Extracted data entries

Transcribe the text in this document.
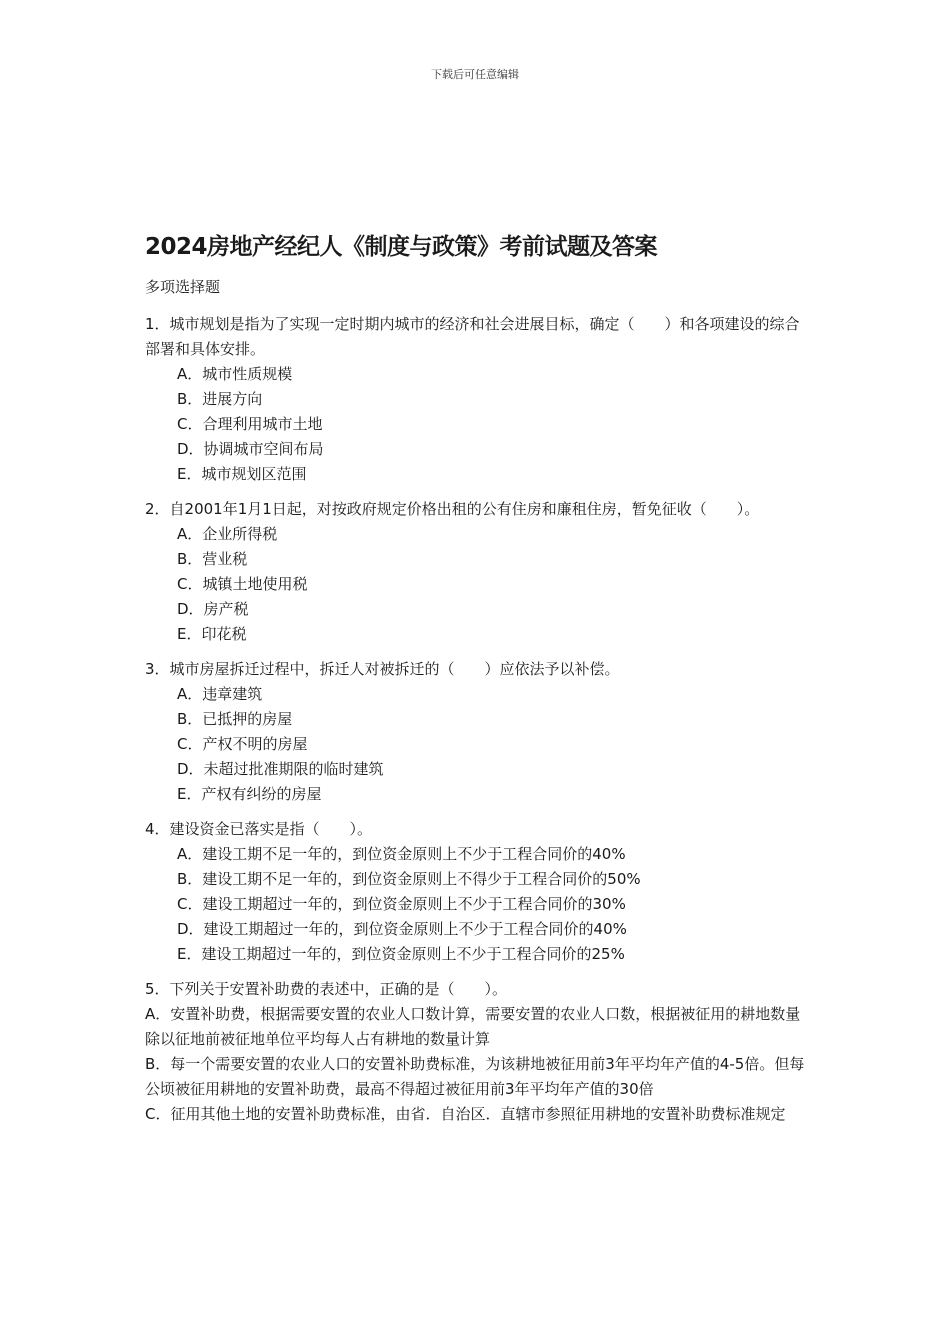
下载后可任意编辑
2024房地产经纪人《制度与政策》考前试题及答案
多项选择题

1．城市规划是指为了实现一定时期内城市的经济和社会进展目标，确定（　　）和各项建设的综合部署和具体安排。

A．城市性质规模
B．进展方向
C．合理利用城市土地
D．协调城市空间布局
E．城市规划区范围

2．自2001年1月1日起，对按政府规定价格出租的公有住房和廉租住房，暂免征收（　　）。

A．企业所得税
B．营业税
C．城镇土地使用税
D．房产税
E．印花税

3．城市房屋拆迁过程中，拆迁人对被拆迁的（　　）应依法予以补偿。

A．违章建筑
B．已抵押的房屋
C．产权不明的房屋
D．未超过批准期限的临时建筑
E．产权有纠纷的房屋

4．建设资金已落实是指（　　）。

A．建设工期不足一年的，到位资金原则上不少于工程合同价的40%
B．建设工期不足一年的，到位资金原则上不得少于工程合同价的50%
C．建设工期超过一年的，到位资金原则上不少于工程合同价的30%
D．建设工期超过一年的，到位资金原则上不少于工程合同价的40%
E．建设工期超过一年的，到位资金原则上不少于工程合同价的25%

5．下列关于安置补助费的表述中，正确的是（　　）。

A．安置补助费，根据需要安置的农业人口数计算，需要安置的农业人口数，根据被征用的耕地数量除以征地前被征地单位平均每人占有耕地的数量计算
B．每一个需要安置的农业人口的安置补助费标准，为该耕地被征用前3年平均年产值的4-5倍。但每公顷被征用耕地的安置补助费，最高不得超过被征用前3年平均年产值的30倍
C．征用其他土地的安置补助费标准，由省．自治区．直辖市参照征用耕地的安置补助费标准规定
==
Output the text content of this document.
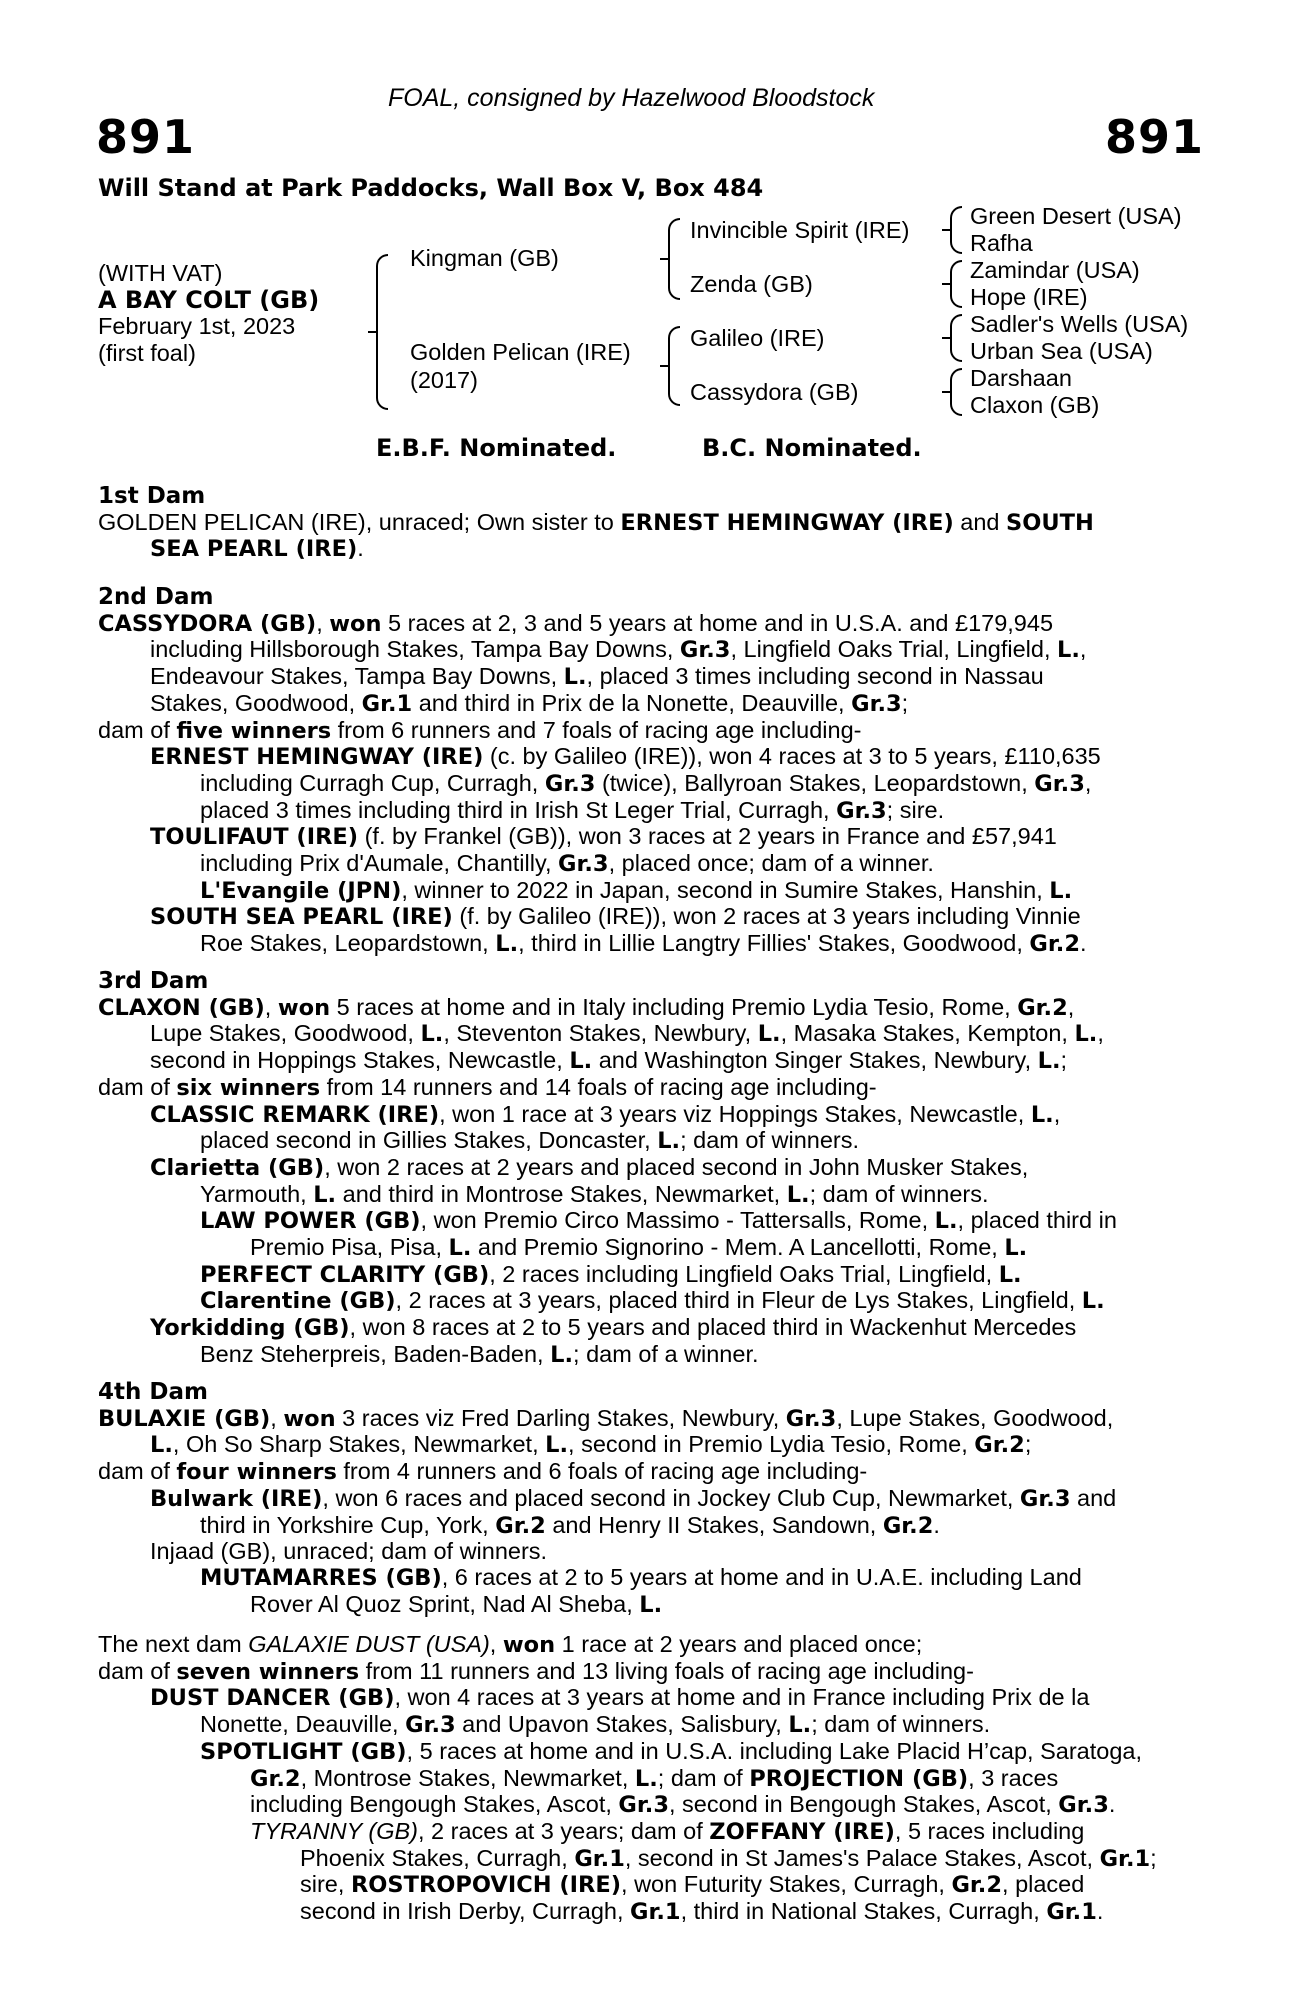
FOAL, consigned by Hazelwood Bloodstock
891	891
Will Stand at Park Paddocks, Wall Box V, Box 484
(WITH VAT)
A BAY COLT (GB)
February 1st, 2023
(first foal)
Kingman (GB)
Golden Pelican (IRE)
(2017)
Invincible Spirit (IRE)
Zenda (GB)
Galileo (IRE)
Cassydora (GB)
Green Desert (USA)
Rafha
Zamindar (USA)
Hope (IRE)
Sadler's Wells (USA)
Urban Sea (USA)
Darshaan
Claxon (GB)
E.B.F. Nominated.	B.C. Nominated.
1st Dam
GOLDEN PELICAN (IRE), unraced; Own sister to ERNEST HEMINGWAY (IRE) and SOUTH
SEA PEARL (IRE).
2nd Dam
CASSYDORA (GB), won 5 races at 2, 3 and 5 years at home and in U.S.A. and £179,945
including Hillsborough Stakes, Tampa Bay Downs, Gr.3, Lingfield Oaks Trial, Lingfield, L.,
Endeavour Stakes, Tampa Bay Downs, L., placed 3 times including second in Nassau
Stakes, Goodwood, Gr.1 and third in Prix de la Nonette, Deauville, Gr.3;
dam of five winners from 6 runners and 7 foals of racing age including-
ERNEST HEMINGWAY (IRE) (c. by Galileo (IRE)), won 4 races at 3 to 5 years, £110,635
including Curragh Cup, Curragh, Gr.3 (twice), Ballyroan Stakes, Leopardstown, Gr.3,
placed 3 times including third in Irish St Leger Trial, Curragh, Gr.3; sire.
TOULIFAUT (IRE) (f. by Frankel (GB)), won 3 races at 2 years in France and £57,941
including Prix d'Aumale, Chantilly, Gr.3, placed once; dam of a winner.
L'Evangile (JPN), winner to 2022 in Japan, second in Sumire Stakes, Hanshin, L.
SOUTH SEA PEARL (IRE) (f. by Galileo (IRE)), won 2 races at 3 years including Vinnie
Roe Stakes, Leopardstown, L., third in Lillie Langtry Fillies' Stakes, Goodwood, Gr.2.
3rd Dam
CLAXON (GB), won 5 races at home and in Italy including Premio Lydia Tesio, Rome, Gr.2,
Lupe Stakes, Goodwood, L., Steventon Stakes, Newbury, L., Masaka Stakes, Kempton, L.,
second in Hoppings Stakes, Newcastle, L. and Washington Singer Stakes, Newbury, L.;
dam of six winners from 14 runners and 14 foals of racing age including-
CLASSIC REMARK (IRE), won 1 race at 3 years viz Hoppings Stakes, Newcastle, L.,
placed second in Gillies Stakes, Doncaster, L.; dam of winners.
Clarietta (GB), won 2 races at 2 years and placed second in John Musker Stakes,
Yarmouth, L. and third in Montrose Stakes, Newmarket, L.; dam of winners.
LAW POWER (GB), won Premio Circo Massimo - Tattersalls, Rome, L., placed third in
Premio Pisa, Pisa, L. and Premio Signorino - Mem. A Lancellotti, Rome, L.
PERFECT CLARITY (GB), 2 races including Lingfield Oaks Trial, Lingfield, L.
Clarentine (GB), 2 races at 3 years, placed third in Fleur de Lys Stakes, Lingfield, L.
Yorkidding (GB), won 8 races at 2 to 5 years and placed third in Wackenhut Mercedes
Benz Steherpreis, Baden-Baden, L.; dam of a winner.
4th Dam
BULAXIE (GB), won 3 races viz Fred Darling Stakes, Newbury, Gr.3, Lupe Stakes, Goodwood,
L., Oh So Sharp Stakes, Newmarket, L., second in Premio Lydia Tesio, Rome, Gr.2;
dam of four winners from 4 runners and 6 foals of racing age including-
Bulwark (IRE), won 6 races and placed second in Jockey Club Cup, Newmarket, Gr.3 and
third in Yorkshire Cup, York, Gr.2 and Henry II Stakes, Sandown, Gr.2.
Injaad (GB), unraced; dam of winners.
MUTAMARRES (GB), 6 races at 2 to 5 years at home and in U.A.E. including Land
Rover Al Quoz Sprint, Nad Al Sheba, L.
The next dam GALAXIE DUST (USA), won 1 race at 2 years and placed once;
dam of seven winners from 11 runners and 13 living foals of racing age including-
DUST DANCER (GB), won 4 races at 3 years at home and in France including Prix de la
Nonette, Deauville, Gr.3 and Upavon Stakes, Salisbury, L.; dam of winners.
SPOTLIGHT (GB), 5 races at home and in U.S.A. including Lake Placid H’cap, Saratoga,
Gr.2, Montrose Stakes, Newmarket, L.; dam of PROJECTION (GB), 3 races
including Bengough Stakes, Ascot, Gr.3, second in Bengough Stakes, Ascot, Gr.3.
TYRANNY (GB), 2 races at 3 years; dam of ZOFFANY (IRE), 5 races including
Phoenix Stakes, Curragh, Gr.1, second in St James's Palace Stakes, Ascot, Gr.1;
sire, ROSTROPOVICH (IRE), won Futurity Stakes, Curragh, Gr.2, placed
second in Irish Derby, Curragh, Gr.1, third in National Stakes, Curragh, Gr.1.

> Work to do
Check each line above for the word "France" and copy the ones that have it.

> Exercise response
TOULIFAUT (IRE) (f. by Frankel (GB)), won 3 races at 2 years in France and £57,941
DUST DANCER (GB), won 4 races at 3 years at home and in France including Prix de la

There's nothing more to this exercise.